** Start of Listed entries **

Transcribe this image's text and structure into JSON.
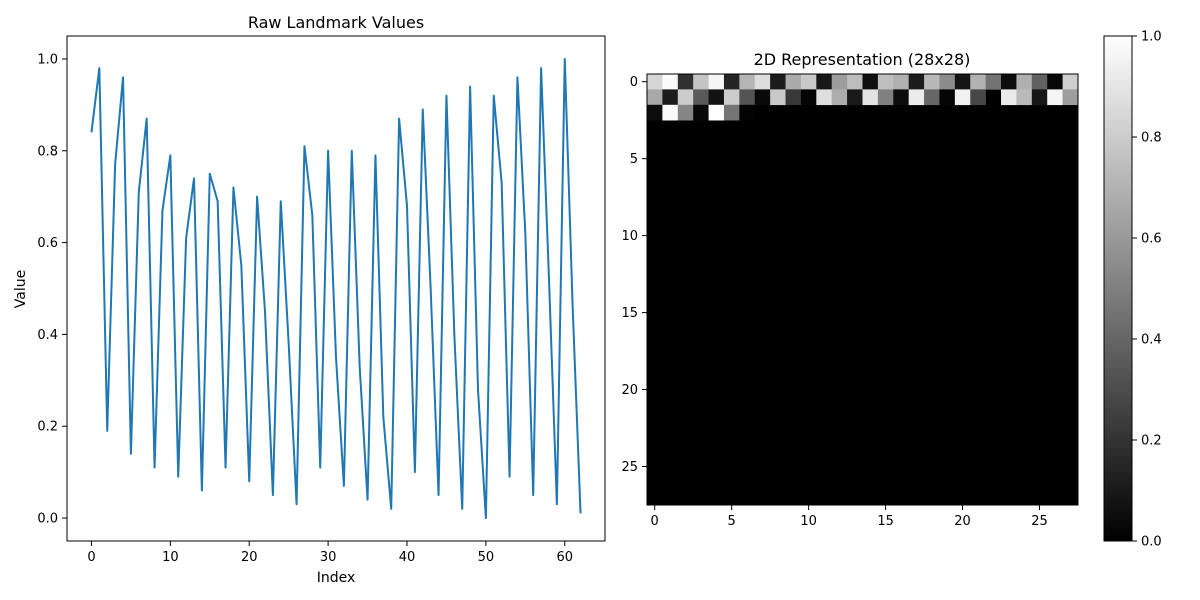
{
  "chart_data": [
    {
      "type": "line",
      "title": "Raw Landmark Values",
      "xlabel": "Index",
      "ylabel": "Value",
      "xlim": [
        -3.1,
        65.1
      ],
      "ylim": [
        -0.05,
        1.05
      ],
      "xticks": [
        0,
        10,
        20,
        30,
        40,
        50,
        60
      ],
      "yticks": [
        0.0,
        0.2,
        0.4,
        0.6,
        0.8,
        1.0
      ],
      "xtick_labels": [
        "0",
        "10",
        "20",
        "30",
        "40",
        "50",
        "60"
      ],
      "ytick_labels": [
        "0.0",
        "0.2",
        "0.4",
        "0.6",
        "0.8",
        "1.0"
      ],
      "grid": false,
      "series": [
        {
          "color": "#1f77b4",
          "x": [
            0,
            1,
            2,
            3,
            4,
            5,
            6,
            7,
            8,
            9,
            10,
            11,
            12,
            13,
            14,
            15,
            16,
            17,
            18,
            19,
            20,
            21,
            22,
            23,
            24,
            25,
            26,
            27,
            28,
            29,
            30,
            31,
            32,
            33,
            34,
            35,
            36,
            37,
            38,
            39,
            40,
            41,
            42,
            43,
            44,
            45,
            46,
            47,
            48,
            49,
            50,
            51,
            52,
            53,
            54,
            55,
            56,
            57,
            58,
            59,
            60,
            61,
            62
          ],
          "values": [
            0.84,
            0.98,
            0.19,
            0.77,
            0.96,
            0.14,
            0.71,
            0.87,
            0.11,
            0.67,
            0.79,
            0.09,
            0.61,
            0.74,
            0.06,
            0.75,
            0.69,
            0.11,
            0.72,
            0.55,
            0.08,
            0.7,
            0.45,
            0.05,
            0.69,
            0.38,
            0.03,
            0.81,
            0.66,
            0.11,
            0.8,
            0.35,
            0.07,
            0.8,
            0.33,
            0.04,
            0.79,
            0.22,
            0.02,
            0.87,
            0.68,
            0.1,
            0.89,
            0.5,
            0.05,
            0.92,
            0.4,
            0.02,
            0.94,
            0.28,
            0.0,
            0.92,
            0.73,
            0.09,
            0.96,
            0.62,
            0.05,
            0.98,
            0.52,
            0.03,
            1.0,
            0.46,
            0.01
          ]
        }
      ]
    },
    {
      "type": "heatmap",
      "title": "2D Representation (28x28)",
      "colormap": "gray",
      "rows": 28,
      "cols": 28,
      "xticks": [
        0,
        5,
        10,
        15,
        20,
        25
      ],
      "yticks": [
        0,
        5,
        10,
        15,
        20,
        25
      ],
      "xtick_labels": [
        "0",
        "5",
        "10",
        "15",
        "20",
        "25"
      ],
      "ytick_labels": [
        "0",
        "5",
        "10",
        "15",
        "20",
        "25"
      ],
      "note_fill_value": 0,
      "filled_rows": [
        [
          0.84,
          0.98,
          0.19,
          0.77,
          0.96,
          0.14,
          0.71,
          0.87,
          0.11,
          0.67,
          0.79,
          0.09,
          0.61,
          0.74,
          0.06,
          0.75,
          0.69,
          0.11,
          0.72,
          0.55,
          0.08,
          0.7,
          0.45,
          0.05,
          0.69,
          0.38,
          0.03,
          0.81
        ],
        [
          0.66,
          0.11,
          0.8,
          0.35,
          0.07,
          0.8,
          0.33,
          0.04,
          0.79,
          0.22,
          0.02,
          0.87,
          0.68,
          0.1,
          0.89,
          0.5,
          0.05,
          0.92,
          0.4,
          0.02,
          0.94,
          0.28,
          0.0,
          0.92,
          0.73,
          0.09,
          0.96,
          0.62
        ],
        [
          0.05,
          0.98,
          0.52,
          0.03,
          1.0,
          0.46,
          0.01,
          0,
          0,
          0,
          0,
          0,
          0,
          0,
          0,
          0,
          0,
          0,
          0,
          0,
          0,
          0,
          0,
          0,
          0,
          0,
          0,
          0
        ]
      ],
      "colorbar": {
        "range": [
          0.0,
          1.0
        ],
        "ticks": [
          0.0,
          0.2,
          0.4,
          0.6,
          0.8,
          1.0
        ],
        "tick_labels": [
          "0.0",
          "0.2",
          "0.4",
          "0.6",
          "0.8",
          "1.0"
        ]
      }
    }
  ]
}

** End of Listed entries **

Read the entries above, then pull out the lines that include "title".

Completed exercise -
      "title": "Raw Landmark Values",
      "title": "2D Representation (28x28)",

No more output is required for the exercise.